Aim> Transcribe all the entries word for word, omitting any pictures they contain.

==================================================

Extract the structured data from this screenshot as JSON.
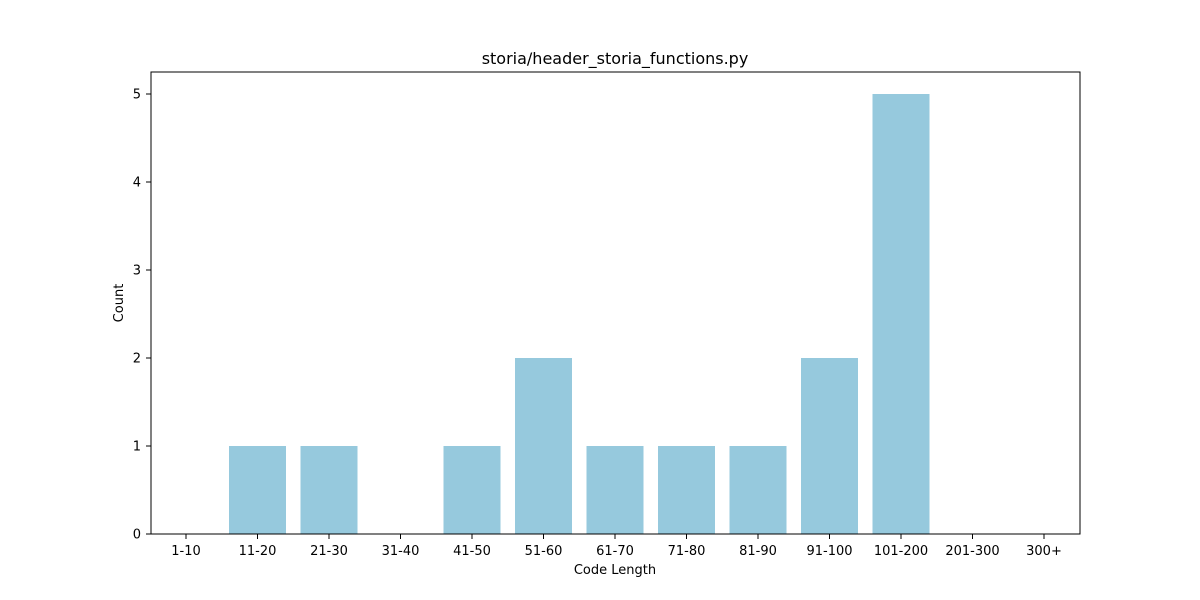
{
  "chart_data": {
    "type": "bar",
    "title": "storia/header_storia_functions.py",
    "xlabel": "Code Length",
    "ylabel": "Count",
    "categories": [
      "1-10",
      "11-20",
      "21-30",
      "31-40",
      "41-50",
      "51-60",
      "61-70",
      "71-80",
      "81-90",
      "91-100",
      "101-200",
      "201-300",
      "300+"
    ],
    "values": [
      0,
      1,
      1,
      0,
      1,
      2,
      1,
      1,
      1,
      2,
      5,
      0,
      0
    ],
    "ylim": [
      0,
      5.25
    ],
    "yticks": [
      0,
      1,
      2,
      3,
      4,
      5
    ],
    "grid": false,
    "legend": "none",
    "bar_color": "#96c9dd"
  }
}
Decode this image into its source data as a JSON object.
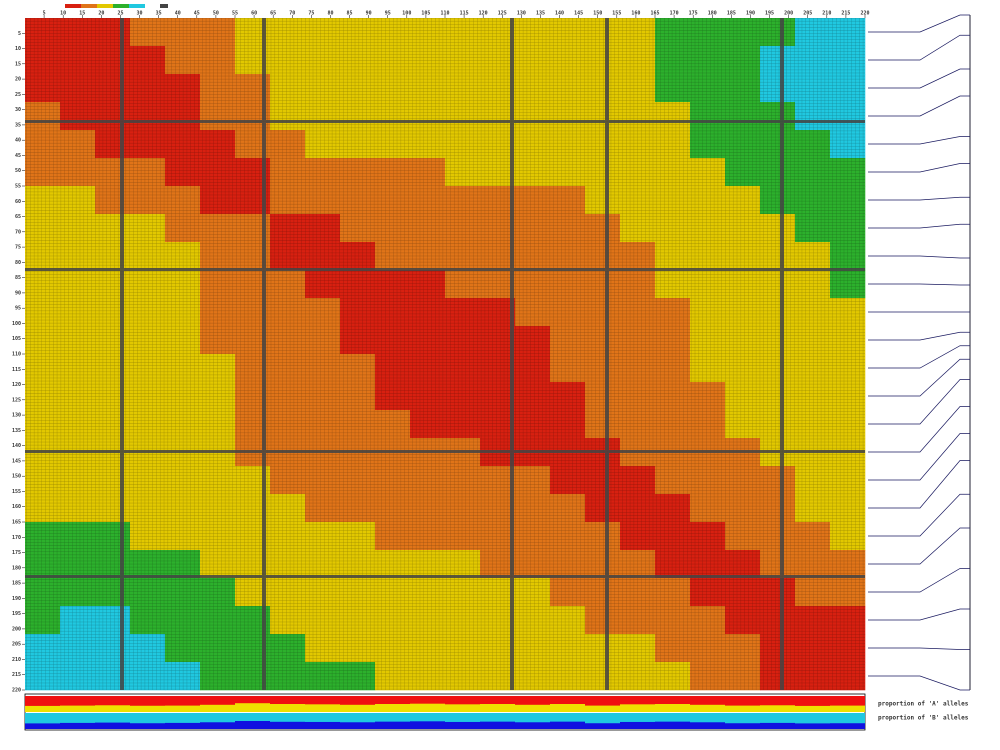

==================================================

Answer for this exercise>
Extract the structured data from this screenshot as JSON.
{
  "chart_data": {
    "type": "bar",
    "title": "storia/header_storia_functions.py",
    "xlabel": "Code Length",
    "ylabel": "Count",
    "categories": [
      "1-10",
      "11-20",
      "21-30",
      "31-40",
      "41-50",
      "51-60",
      "61-70",
      "71-80",
      "81-90",
      "91-100",
      "101-200",
      "201-300",
      "300+"
    ],
    "values": [
      0,
      1,
      1,
      0,
      1,
      2,
      1,
      1,
      1,
      2,
      5,
      0,
      0
    ],
    "ylim": [
      0,
      5.25
    ],
    "yticks": [
      0,
      1,
      2,
      3,
      4,
      5
    ],
    "grid": false,
    "legend": "none",
    "bar_color": "#96c9dd"
  }
}
Decode this image into its source data as a JSON object.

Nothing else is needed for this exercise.